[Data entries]

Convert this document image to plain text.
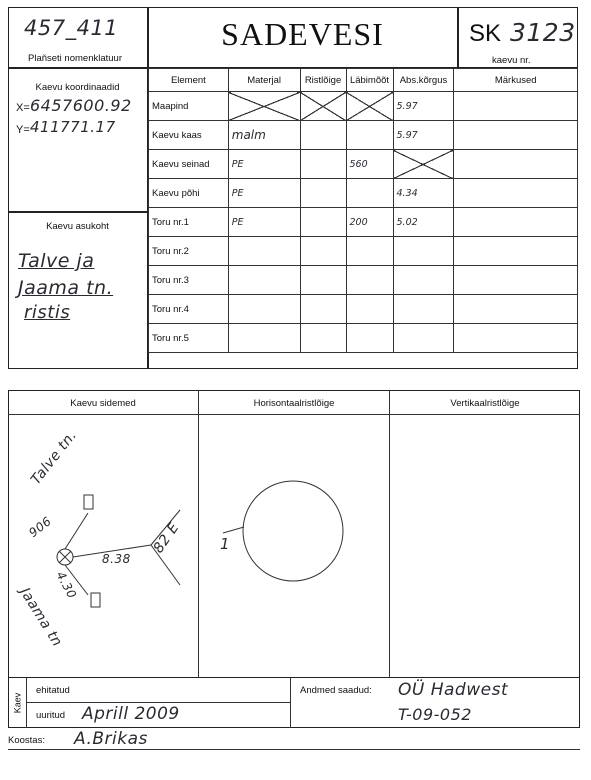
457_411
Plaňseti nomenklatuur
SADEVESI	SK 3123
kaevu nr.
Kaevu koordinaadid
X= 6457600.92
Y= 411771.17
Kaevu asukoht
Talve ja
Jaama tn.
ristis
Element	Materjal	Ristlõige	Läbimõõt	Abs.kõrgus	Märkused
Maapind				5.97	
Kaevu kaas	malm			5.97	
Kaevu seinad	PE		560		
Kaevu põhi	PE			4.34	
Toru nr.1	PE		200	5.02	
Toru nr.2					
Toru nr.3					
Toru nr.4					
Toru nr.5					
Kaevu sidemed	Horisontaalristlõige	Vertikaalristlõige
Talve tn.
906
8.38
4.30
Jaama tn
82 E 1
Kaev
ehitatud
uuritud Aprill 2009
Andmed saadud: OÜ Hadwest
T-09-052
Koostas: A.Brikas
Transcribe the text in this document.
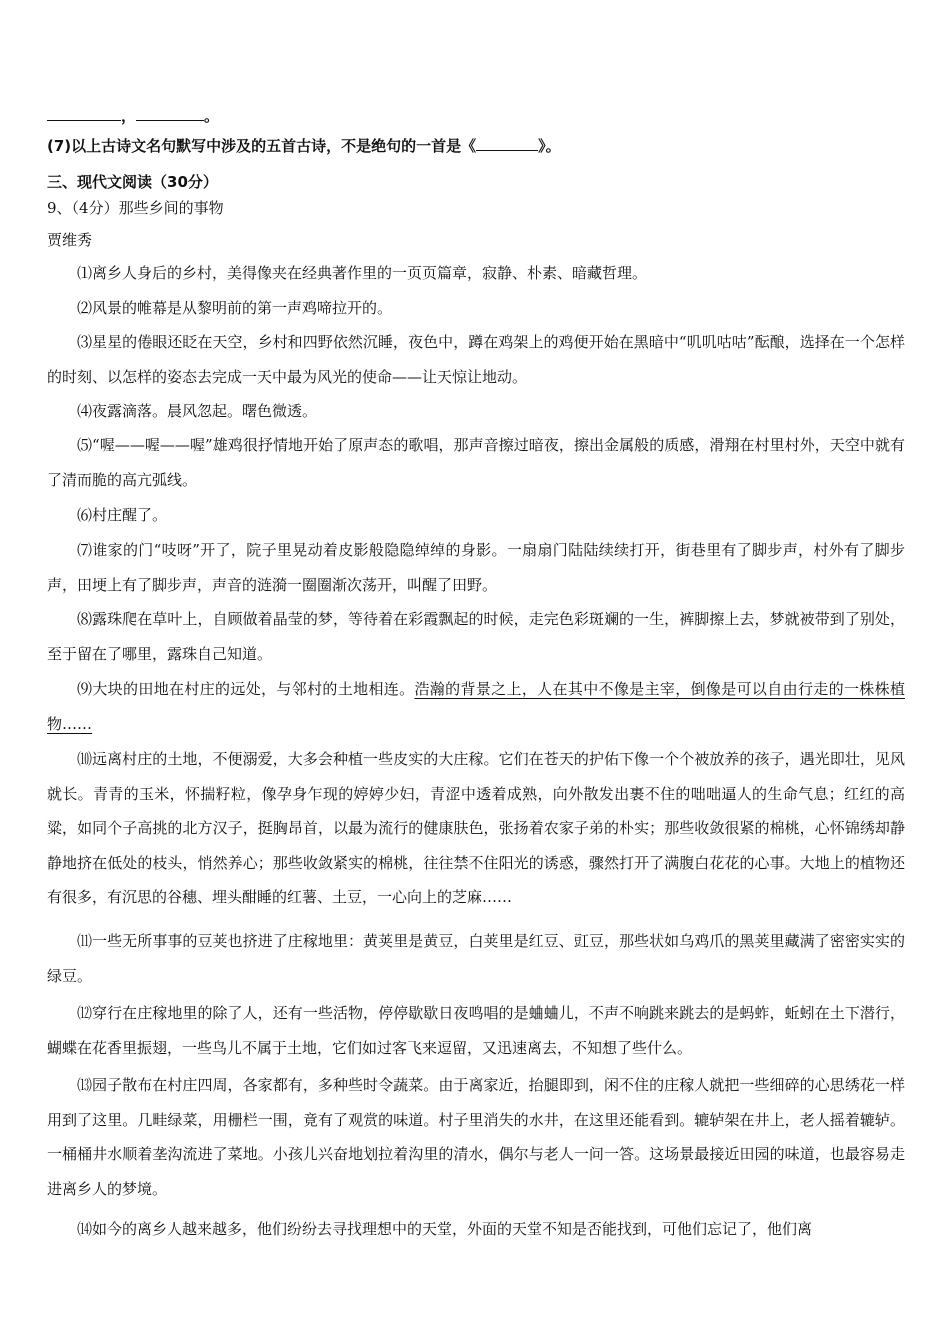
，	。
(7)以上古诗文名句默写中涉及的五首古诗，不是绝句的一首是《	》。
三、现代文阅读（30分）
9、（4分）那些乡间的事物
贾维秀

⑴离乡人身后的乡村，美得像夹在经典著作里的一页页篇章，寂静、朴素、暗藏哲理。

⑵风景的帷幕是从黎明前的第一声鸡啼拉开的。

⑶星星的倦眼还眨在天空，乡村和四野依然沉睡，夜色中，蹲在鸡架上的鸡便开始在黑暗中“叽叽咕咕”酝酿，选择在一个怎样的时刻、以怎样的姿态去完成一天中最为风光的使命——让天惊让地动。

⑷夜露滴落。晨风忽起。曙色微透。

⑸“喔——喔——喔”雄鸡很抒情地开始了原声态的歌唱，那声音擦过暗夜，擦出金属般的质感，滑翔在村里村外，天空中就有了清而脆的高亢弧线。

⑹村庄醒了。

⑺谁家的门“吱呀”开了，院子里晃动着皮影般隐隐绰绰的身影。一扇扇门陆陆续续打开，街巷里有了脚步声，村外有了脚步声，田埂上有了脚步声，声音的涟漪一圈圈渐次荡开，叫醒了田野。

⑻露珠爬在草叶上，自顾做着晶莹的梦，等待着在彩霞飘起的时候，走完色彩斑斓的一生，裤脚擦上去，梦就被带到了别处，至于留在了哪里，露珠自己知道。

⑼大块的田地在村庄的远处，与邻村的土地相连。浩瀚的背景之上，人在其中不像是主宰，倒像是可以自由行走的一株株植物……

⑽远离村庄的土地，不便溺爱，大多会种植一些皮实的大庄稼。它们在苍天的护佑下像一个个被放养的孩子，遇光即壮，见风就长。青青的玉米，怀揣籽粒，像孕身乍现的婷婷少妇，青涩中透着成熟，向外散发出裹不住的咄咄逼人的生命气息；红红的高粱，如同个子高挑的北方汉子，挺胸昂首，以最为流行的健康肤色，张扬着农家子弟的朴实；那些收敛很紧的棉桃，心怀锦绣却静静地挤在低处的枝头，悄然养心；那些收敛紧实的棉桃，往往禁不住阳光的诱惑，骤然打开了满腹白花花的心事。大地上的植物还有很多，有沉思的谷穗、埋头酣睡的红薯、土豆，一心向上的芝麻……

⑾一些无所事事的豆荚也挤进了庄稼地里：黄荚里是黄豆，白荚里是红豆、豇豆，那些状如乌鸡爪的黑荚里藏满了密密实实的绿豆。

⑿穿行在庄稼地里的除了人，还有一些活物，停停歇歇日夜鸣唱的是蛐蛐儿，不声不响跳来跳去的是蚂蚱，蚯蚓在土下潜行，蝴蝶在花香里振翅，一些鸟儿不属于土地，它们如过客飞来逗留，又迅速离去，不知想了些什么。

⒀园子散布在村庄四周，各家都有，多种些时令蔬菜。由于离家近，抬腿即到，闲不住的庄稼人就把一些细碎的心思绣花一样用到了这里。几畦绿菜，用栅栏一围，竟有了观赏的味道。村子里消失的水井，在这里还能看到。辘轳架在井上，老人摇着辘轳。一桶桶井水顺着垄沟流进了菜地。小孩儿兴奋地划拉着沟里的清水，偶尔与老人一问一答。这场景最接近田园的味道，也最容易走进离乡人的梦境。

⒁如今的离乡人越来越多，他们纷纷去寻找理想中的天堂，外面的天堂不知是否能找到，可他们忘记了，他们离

==

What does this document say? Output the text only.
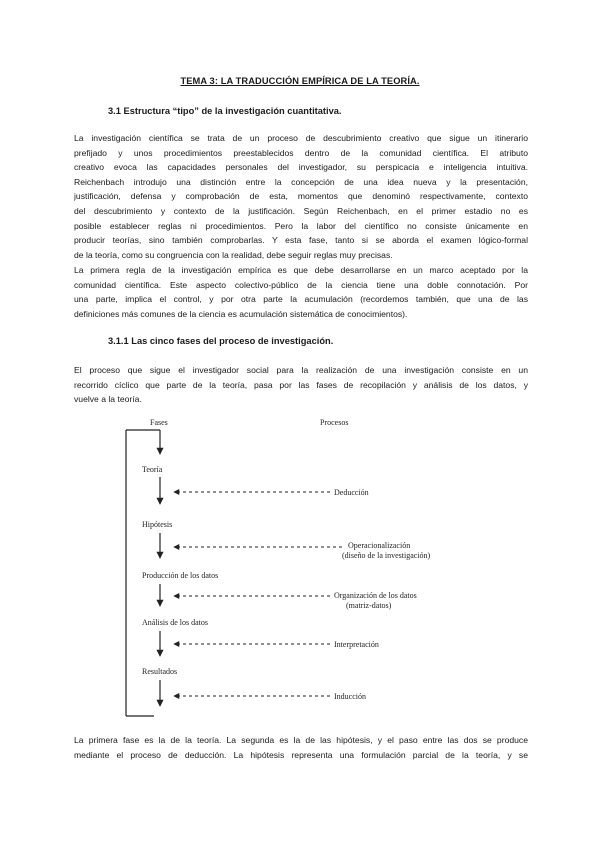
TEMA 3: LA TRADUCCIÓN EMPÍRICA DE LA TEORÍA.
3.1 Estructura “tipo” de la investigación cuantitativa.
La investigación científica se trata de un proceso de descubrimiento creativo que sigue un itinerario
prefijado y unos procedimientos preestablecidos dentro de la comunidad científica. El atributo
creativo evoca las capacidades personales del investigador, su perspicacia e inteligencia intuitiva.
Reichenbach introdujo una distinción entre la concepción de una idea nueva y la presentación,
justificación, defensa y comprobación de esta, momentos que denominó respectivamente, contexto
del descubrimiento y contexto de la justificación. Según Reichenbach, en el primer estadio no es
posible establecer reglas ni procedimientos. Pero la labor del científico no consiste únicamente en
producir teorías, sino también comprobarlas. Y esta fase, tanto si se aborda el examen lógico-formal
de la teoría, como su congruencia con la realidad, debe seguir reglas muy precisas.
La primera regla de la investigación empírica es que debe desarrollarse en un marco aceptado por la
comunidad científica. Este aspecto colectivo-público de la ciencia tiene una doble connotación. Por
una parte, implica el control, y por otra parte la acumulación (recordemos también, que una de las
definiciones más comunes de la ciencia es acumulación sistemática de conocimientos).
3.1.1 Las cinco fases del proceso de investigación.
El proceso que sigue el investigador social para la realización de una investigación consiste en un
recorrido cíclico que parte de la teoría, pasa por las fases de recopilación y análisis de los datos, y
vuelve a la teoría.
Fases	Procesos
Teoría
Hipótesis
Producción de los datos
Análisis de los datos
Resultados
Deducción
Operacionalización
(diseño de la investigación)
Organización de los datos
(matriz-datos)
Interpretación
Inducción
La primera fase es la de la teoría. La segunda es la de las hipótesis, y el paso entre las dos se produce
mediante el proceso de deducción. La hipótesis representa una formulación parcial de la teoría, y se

◆ GIVEN EXERCISE ◆
Your task is to gather every line with the word "investigador" and copy it.

◆ SOLUTION TO THIS TASK ◆
creativo evoca las capacidades personales del investigador, su perspicacia e inteligencia intuitiva.
El proceso que sigue el investigador social para la realización de una investigación consiste en un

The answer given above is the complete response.